# What to do
From the listing below, extract every line in which the word "Privacy" appears.

# Records for processing
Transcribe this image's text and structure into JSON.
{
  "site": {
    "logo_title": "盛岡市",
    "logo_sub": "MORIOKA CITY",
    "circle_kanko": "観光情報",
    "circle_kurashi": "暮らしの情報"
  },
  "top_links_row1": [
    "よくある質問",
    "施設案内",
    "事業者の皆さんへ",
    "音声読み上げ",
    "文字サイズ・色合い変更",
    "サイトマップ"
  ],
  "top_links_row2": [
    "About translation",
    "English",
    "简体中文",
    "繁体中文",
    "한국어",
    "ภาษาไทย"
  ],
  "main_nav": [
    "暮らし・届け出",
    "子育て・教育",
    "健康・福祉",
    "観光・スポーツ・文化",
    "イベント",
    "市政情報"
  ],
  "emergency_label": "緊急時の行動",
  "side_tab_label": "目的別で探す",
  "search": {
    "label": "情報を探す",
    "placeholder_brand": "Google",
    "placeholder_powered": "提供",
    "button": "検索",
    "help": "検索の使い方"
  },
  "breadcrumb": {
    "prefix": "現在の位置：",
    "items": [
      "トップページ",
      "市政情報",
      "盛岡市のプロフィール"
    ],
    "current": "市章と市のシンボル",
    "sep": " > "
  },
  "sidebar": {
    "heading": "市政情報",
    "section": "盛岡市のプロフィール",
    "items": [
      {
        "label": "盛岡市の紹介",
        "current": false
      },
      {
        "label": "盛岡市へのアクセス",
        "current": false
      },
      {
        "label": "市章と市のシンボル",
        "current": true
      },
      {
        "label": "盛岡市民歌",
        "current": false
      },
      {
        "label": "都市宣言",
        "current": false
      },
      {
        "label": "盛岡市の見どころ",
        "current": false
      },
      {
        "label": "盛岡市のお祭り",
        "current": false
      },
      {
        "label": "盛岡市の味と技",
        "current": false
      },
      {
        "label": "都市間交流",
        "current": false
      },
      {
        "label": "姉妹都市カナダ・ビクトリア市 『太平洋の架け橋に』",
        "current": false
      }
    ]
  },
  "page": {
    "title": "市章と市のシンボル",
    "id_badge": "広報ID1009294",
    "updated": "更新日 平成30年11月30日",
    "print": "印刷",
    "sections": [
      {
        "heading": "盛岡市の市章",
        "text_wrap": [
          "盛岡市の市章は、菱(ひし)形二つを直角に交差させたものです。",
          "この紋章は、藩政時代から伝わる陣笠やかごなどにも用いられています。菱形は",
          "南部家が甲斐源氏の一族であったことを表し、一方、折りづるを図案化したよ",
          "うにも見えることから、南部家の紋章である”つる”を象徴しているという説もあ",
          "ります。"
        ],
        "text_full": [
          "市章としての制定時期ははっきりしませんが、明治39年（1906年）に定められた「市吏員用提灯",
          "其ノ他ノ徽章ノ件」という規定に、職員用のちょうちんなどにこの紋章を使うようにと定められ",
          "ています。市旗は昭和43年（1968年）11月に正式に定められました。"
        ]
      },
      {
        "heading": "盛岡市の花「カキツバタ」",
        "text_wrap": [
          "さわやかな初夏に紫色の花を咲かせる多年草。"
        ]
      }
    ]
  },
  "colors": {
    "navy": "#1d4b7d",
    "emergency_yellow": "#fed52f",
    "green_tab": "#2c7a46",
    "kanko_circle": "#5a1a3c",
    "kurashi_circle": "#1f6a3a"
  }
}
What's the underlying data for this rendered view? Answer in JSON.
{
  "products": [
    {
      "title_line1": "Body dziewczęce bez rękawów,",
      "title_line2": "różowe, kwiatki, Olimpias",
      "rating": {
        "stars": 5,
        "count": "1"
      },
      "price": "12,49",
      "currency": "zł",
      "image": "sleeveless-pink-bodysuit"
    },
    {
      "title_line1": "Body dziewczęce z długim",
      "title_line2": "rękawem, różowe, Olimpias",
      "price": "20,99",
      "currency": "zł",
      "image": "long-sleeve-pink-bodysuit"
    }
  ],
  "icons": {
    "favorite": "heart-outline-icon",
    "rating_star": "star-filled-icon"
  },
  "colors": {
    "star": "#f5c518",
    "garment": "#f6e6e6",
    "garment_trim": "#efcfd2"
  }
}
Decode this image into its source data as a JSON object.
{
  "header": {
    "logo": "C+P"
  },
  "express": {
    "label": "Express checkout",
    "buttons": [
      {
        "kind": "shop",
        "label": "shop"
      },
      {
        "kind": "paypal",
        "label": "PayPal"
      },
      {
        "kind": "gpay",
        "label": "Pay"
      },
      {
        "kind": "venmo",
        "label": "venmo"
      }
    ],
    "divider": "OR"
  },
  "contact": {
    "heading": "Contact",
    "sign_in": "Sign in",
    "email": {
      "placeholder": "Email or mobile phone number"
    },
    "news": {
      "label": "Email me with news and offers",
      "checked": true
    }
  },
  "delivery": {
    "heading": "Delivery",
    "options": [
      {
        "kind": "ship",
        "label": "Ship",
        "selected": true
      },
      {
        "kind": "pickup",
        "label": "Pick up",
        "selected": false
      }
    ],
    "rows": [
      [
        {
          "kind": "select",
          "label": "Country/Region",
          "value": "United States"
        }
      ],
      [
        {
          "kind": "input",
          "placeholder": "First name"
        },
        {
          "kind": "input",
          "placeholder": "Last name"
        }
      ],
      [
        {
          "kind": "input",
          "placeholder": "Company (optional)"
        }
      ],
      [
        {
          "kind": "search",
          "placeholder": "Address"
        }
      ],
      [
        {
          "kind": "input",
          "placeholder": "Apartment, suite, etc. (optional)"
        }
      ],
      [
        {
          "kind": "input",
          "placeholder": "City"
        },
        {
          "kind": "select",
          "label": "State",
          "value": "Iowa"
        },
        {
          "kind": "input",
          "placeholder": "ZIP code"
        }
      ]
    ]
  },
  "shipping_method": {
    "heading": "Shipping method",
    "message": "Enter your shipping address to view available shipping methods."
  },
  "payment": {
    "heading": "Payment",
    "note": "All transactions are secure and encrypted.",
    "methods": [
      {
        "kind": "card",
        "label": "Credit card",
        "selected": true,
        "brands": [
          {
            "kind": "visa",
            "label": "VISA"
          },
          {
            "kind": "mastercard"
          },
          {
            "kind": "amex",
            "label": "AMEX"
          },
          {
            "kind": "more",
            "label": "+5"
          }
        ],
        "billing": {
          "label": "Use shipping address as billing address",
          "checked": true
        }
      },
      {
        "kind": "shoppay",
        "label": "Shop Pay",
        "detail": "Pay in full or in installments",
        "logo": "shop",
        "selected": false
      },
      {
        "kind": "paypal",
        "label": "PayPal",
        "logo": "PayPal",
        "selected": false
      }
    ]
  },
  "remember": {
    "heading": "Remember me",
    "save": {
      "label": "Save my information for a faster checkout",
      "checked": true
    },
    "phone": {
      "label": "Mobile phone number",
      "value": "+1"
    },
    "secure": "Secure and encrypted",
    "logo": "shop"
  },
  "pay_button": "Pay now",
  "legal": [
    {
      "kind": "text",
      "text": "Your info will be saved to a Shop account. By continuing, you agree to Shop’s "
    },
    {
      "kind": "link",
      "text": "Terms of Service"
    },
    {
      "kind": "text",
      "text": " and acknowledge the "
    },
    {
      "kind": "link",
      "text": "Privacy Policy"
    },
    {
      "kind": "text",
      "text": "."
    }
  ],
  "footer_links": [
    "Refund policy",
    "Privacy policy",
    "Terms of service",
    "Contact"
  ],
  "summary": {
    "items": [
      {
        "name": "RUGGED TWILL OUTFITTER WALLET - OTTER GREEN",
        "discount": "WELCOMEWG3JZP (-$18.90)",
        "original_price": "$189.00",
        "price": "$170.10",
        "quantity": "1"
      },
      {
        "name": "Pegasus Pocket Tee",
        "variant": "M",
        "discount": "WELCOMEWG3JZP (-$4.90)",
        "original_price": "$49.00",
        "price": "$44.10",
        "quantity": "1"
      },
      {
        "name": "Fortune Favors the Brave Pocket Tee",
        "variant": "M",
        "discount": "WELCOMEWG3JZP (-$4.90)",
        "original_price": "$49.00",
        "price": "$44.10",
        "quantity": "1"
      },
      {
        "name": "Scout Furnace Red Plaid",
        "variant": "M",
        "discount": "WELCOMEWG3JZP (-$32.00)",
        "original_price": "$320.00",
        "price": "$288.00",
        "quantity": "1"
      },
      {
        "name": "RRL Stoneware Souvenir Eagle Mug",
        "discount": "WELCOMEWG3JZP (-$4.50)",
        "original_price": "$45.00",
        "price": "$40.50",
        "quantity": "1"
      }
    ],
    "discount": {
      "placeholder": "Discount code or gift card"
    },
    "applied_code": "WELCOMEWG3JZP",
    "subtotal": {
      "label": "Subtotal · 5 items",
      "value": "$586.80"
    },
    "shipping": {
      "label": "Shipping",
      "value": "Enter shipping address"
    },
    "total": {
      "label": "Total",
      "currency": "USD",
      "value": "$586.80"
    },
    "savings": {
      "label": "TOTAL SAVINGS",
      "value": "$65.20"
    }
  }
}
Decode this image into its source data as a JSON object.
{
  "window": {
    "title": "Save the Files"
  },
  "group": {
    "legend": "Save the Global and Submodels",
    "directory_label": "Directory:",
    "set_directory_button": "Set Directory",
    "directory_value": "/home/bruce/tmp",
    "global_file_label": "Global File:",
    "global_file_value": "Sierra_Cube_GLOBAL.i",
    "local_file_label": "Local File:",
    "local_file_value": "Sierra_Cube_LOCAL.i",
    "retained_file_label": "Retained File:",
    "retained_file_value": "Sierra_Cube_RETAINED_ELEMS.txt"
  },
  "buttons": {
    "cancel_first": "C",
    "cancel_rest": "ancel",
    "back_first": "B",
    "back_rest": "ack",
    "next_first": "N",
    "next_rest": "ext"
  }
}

# Task response
      "text": "Privacy Policy"
    "Privacy policy",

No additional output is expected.